## Given problem:
Using the records provided below, locate and copy each line that contains the word "detail".

[Stored data]
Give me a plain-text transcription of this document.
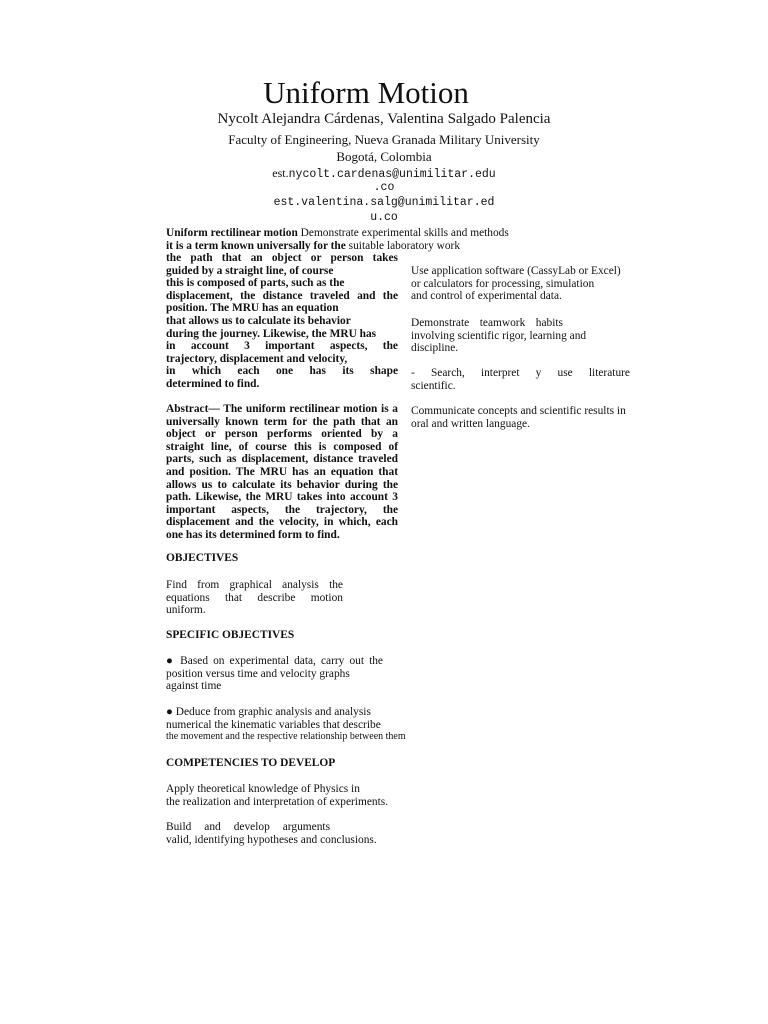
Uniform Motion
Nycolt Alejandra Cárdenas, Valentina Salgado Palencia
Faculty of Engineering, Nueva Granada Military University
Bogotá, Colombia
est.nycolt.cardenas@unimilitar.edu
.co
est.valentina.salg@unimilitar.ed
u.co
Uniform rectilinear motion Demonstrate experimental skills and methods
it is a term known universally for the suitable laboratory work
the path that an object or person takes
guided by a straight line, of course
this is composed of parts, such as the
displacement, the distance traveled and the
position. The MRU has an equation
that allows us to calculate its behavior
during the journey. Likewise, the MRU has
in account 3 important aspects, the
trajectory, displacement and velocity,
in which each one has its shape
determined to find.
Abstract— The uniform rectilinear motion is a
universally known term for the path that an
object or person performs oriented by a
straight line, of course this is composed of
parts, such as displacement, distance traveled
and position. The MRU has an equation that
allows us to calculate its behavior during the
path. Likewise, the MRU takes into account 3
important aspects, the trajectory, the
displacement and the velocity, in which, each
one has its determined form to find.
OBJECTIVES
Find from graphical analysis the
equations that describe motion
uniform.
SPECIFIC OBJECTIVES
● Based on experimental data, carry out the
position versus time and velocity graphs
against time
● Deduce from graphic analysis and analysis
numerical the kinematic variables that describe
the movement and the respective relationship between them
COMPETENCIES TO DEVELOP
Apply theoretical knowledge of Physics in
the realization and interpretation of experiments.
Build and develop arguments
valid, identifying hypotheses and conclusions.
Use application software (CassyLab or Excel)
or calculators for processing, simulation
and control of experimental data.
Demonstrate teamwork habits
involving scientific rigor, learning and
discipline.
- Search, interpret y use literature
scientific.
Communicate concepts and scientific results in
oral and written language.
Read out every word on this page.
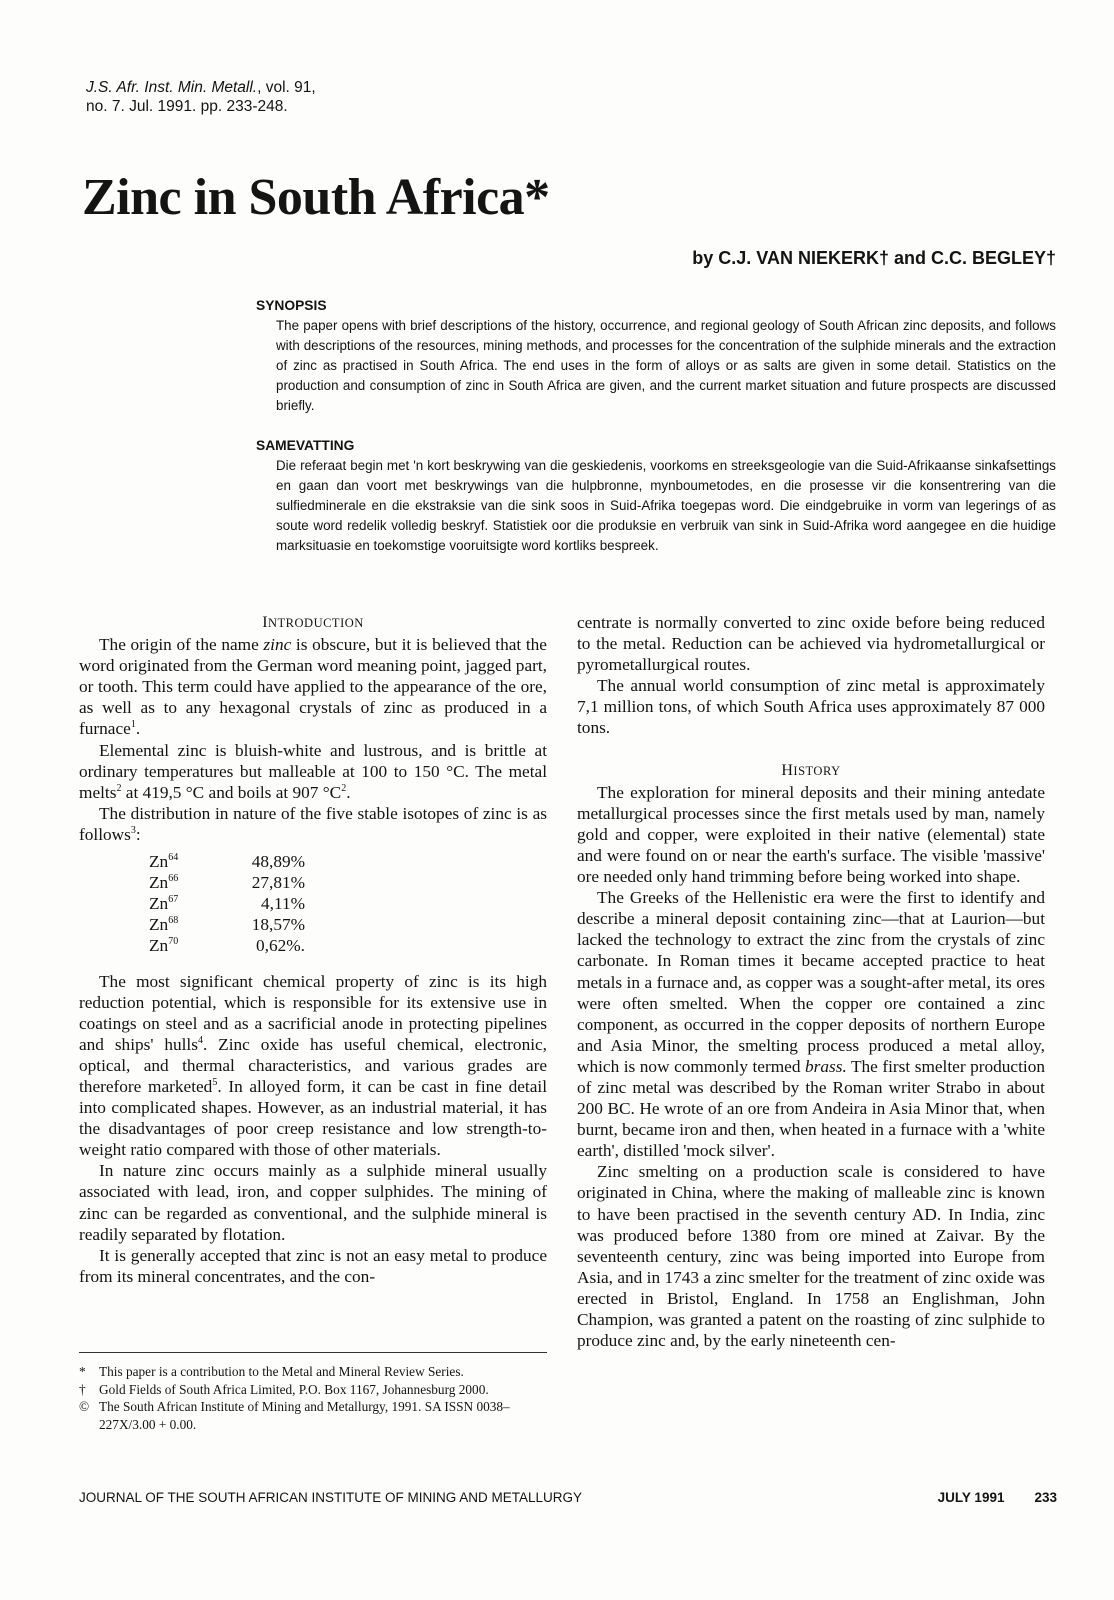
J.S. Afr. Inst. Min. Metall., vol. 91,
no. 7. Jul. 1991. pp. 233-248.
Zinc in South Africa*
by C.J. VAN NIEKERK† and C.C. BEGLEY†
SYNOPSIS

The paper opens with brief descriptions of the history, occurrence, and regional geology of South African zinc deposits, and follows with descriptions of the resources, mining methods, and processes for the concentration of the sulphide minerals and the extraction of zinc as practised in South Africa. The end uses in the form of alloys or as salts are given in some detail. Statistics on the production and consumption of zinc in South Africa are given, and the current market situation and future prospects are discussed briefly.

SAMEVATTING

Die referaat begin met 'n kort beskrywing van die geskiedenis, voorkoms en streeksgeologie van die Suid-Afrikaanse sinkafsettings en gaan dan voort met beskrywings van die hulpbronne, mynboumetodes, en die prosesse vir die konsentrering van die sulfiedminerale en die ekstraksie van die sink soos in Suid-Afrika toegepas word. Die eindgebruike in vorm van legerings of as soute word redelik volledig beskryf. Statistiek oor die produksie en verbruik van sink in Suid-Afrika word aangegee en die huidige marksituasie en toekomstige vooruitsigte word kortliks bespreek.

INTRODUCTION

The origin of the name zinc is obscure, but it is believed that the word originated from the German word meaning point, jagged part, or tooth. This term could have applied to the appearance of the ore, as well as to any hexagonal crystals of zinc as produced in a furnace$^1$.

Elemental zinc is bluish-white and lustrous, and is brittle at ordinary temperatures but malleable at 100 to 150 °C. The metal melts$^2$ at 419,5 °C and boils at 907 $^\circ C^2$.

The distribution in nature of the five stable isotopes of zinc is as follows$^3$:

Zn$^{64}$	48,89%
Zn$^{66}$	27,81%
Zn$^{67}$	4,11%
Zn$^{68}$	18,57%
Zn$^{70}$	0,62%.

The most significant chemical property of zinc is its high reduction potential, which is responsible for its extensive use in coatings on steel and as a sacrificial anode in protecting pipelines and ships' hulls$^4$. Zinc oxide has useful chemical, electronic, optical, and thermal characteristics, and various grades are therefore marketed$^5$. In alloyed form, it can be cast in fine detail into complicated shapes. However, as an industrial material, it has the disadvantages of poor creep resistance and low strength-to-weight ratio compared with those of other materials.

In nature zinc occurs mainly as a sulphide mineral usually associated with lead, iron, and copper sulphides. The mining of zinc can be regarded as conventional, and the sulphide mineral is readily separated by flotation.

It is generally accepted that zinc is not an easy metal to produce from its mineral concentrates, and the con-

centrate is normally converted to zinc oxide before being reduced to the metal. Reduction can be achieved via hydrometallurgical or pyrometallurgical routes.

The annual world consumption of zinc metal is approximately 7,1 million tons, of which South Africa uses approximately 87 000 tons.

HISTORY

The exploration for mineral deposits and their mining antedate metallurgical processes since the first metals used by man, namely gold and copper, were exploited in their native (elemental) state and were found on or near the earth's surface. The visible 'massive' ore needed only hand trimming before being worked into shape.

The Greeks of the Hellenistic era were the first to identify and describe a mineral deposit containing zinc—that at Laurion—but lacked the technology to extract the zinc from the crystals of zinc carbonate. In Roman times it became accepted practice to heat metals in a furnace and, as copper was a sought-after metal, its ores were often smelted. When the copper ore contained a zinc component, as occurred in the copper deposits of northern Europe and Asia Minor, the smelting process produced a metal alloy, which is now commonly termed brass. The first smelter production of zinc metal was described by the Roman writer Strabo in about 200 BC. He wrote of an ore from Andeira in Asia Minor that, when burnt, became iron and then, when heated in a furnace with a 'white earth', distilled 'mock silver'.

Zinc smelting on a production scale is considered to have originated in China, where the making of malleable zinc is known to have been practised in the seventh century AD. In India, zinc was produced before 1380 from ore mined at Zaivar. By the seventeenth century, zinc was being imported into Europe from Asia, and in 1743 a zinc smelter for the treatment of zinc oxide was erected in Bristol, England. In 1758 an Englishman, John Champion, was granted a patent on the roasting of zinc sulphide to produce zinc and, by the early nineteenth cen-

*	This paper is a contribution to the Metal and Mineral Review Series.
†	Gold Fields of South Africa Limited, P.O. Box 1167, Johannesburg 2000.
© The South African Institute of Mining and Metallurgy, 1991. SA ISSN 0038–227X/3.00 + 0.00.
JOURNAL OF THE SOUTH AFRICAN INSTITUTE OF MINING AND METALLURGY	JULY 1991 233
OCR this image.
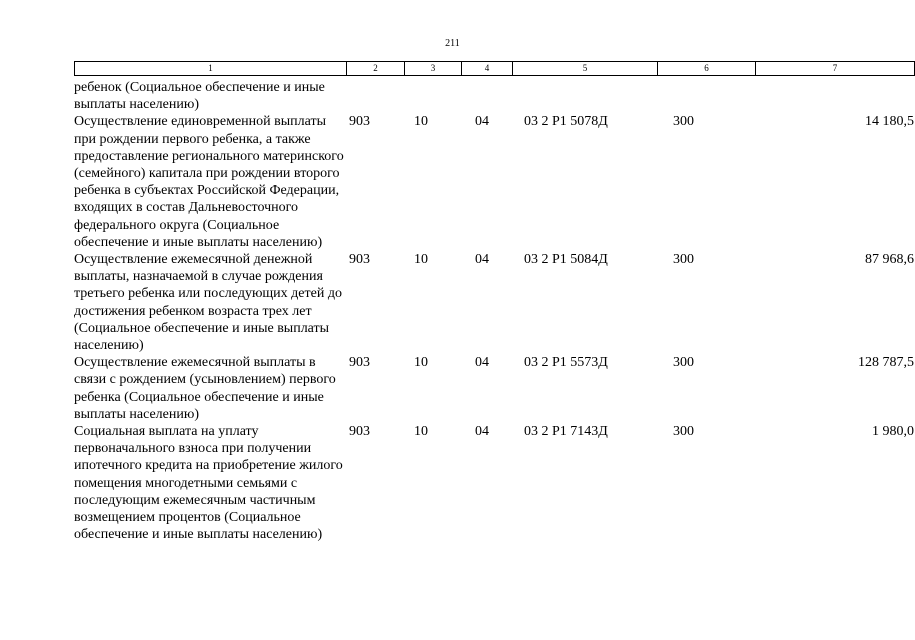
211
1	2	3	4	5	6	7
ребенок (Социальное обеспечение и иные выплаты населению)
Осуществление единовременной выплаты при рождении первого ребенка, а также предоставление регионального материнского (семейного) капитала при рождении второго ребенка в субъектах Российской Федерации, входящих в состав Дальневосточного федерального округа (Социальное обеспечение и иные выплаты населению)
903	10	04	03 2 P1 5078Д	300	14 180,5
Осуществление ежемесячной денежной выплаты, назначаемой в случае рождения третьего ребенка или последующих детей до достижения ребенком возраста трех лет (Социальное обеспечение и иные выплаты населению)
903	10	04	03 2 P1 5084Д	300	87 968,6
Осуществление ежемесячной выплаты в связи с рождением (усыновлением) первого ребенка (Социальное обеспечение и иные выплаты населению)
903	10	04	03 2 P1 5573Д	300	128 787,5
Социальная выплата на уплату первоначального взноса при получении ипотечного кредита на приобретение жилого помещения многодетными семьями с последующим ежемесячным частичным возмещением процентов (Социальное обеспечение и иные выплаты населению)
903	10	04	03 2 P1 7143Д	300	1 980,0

## Reply to the exercise:
The paper opens with brief descriptions of the history, occurrence, and regional geology of South African zinc deposits, and follows with descriptions of the resources, mining methods, and processes for the concentration of the sulphide minerals and the extraction of zinc as practised in South Africa. The end uses in the form of alloys or as salts are given in some detail. Statistics on the production and consumption of zinc in South Africa are given, and the current market situation and future prospects are discussed briefly.
The most significant chemical property of zinc is its high reduction potential, which is responsible for its extensive use in coatings on steel and as a sacrificial anode in protecting pipelines and ships' hulls$^4$. Zinc oxide has useful chemical, electronic, optical, and thermal characteristics, and various grades are therefore marketed$^5$. In alloyed form, it can be cast in fine detail into complicated shapes. However, as an industrial material, it has the disadvantages of poor creep resistance and low strength-to-weight ratio compared with those of other materials.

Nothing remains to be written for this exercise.